____ Records to process
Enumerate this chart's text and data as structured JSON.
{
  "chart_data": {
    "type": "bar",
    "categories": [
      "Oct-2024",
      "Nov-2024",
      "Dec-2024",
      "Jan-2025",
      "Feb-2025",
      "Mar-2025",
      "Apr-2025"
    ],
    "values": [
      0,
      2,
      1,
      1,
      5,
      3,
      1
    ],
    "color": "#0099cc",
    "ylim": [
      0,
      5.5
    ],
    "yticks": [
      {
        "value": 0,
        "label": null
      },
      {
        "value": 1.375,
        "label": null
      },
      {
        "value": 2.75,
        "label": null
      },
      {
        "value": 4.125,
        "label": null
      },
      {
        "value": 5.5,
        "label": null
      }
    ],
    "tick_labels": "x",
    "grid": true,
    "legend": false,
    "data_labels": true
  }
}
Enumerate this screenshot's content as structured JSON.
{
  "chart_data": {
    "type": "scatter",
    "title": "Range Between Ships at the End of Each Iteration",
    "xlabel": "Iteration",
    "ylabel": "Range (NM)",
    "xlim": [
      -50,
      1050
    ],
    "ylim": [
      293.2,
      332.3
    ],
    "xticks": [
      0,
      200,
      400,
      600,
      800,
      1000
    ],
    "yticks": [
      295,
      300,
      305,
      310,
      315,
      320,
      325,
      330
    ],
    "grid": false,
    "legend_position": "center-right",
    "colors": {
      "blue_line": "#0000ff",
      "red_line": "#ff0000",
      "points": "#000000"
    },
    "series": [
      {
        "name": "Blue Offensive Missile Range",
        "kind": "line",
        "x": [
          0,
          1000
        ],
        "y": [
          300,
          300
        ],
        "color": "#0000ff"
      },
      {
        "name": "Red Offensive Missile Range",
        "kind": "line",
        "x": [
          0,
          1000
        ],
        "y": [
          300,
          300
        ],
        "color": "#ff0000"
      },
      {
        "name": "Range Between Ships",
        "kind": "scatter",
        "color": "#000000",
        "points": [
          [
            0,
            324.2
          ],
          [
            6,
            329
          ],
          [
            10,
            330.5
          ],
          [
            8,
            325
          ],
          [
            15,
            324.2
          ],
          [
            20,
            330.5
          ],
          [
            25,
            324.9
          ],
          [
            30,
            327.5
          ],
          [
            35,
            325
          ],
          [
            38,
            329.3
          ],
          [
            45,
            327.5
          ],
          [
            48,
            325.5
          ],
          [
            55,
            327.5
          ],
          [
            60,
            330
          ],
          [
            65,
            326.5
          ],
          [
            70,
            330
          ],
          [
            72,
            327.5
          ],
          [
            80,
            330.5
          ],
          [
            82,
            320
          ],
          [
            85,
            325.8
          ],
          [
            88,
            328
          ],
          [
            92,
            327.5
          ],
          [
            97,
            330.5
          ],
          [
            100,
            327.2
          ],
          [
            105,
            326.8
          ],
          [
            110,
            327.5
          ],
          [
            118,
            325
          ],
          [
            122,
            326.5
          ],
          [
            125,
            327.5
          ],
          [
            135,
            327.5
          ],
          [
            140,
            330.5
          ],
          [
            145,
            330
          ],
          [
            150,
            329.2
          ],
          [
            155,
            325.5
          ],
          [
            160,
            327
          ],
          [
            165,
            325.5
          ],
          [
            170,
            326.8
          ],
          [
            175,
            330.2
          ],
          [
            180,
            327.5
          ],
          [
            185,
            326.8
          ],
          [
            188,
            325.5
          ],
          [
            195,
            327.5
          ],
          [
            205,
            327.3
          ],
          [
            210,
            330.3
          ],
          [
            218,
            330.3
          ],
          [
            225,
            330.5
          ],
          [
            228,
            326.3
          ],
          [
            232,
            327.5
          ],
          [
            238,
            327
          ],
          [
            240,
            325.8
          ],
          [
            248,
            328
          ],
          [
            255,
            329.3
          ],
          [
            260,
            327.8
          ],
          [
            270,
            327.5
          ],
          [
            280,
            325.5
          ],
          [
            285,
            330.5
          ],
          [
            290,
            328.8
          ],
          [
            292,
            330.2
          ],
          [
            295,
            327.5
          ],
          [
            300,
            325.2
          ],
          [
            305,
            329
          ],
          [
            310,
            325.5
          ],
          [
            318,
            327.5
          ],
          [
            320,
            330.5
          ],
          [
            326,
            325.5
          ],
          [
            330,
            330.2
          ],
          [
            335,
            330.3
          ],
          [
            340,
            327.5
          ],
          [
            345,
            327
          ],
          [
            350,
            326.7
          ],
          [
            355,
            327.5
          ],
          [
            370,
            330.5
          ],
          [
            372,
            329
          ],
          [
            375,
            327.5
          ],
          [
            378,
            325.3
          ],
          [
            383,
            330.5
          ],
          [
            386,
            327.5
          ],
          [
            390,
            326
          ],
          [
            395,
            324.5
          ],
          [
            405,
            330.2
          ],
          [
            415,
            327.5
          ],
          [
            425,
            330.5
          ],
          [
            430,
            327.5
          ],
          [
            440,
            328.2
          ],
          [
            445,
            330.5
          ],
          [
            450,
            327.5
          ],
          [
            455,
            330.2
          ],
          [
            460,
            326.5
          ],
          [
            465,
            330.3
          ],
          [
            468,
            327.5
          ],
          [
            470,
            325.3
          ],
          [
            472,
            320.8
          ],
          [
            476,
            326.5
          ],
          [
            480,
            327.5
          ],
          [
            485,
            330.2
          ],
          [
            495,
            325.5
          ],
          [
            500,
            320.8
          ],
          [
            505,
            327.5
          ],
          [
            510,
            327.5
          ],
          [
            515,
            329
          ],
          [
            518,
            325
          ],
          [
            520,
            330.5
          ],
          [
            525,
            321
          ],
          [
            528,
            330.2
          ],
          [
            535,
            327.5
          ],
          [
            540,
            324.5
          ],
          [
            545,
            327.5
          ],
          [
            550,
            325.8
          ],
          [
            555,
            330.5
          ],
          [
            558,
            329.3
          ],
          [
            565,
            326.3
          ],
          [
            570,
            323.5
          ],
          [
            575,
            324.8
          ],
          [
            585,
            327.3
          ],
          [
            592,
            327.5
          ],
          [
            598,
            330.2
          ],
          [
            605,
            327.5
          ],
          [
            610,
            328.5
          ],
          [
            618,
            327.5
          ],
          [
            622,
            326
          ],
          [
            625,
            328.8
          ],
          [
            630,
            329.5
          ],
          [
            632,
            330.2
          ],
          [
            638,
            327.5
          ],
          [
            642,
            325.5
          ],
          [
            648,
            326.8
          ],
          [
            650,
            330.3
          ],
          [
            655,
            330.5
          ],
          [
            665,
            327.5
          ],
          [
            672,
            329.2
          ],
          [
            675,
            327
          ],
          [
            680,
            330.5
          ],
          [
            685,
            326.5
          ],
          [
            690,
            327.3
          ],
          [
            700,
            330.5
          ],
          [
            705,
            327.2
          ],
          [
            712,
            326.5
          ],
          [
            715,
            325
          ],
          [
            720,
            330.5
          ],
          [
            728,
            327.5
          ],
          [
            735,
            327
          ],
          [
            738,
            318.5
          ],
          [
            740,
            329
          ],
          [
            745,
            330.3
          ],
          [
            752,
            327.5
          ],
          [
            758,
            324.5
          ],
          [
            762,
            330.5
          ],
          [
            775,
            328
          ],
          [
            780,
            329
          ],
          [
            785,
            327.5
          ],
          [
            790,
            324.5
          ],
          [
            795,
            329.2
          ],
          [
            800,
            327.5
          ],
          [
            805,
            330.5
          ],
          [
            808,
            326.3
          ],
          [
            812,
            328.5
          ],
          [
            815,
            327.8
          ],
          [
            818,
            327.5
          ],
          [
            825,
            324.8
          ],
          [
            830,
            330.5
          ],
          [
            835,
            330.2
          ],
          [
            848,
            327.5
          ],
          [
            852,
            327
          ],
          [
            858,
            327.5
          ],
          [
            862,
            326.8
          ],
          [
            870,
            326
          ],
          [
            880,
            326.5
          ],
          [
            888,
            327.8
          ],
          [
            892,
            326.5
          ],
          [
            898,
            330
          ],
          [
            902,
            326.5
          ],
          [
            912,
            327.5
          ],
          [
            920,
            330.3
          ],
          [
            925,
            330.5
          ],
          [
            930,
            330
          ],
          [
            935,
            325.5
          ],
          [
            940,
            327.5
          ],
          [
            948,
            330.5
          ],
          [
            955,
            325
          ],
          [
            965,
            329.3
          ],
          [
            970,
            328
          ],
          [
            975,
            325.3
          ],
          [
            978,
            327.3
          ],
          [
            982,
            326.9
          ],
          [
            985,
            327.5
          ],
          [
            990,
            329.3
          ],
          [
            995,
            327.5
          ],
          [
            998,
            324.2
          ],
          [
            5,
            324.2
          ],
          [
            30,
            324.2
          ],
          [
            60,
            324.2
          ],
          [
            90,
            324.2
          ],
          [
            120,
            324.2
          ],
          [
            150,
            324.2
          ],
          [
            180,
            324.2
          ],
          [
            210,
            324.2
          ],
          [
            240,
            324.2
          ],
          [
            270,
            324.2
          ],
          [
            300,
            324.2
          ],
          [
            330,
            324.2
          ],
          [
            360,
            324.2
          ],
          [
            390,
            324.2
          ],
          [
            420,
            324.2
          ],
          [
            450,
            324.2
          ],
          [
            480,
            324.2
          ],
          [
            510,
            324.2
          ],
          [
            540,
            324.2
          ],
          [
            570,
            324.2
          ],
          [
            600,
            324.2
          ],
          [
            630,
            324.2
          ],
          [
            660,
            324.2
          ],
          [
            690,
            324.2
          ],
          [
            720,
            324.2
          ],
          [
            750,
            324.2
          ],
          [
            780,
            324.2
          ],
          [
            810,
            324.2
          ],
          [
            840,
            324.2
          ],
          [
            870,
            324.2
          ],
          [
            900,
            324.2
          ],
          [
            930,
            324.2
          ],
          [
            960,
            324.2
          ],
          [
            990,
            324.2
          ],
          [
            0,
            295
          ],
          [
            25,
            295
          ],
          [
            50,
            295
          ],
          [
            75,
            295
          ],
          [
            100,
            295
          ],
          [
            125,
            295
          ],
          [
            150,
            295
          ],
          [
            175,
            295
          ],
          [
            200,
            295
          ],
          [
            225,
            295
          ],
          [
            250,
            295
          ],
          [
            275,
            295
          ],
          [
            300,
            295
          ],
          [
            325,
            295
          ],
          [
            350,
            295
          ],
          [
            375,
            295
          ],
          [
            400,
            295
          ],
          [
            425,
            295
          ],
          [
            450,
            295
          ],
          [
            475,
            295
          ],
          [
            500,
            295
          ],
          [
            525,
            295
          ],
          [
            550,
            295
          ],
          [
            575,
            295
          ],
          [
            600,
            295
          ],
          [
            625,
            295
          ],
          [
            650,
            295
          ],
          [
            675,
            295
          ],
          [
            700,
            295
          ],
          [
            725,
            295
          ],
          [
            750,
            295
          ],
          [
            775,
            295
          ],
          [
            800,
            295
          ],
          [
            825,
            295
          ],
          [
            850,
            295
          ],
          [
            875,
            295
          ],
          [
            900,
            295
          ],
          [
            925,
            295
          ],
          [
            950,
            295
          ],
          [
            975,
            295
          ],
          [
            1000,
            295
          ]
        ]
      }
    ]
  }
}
________
## Task description
In the lines above, find each one with "Offensive" and list it.

## Solution to this task
        "name": "Blue Offensive Missile Range",
        "name": "Red Offensive Missile Range",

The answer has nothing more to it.